===== Data to process =====

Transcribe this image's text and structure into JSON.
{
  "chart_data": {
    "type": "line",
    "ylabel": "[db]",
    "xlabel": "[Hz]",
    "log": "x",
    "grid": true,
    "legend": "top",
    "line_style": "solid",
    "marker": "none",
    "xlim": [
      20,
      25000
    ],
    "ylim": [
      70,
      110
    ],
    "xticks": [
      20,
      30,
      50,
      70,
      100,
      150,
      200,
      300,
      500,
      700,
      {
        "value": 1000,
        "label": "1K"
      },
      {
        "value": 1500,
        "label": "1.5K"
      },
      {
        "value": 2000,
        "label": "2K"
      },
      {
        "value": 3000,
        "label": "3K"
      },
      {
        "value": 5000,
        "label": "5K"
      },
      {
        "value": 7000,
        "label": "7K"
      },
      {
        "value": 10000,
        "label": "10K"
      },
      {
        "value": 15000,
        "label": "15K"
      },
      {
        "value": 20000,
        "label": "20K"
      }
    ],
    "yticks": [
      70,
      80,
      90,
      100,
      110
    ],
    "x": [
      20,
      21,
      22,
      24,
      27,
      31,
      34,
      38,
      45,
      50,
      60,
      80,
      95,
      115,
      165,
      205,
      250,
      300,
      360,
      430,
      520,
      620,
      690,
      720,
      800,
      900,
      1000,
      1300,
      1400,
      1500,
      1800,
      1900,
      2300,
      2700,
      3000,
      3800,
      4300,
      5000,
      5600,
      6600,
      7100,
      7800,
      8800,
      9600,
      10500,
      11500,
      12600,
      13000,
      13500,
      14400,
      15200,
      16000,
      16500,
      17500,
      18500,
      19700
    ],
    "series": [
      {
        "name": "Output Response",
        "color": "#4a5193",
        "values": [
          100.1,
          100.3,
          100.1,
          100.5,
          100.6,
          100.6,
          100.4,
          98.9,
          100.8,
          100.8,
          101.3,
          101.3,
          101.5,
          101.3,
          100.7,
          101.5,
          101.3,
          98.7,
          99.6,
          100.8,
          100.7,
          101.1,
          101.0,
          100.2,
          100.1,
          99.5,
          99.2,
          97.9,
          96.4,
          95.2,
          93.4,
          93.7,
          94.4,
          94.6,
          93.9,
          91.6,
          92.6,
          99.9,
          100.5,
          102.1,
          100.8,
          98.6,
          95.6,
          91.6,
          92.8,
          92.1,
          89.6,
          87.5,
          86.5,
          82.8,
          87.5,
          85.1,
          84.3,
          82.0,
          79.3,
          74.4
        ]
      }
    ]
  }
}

=====

| Exercise task |
From the records above, extract everything verbatim.

| Exercise answer |
Transcribe this image's text and structure into JSON.
{
  "chart_data": {
    "type": "line",
    "ylabel": "[db]",
    "xlabel": "[Hz]",
    "log": "x",
    "grid": true,
    "legend": "top",
    "line_style": "solid",
    "marker": "none",
    "xlim": [
      20,
      25000
    ],
    "ylim": [
      70,
      110
    ],
    "xticks": [
      20,
      30,
      50,
      70,
      100,
      150,
      200,
      300,
      500,
      700,
      {
        "value": 1000,
        "label": "1K"
      },
      {
        "value": 1500,
        "label": "1.5K"
      },
      {
        "value": 2000,
        "label": "2K"
      },
      {
        "value": 3000,
        "label": "3K"
      },
      {
        "value": 5000,
        "label": "5K"
      },
      {
        "value": 7000,
        "label": "7K"
      },
      {
        "value": 10000,
        "label": "10K"
      },
      {
        "value": 15000,
        "label": "15K"
      },
      {
        "value": 20000,
        "label": "20K"
      }
    ],
    "yticks": [
      70,
      80,
      90,
      100,
      110
    ],
    "x": [
      20,
      21,
      22,
      24,
      27,
      31,
      34,
      38,
      45,
      50,
      60,
      80,
      95,
      115,
      165,
      205,
      250,
      300,
      360,
      430,
      520,
      620,
      690,
      720,
      800,
      900,
      1000,
      1300,
      1400,
      1500,
      1800,
      1900,
      2300,
      2700,
      3000,
      3800,
      4300,
      5000,
      5600,
      6600,
      7100,
      7800,
      8800,
      9600,
      10500,
      11500,
      12600,
      13000,
      13500,
      14400,
      15200,
      16000,
      16500,
      17500,
      18500,
      19700
    ],
    "series": [
      {
        "name": "Output Response",
        "color": "#4a5193",
        "values": [
          100.1,
          100.3,
          100.1,
          100.5,
          100.6,
          100.6,
          100.4,
          98.9,
          100.8,
          100.8,
          101.3,
          101.3,
          101.5,
          101.3,
          100.7,
          101.5,
          101.3,
          98.7,
          99.6,
          100.8,
          100.7,
          101.1,
          101.0,
          100.2,
          100.1,
          99.5,
          99.2,
          97.9,
          96.4,
          95.2,
          93.4,
          93.7,
          94.4,
          94.6,
          93.9,
          91.6,
          92.6,
          99.9,
          100.5,
          102.1,
          100.8,
          98.6,
          95.6,
          91.6,
          92.8,
          92.1,
          89.6,
          87.5,
          86.5,
          82.8,
          87.5,
          85.1,
          84.3,
          82.0,
          79.3,
          74.4
        ]
      }
    ]
  }
}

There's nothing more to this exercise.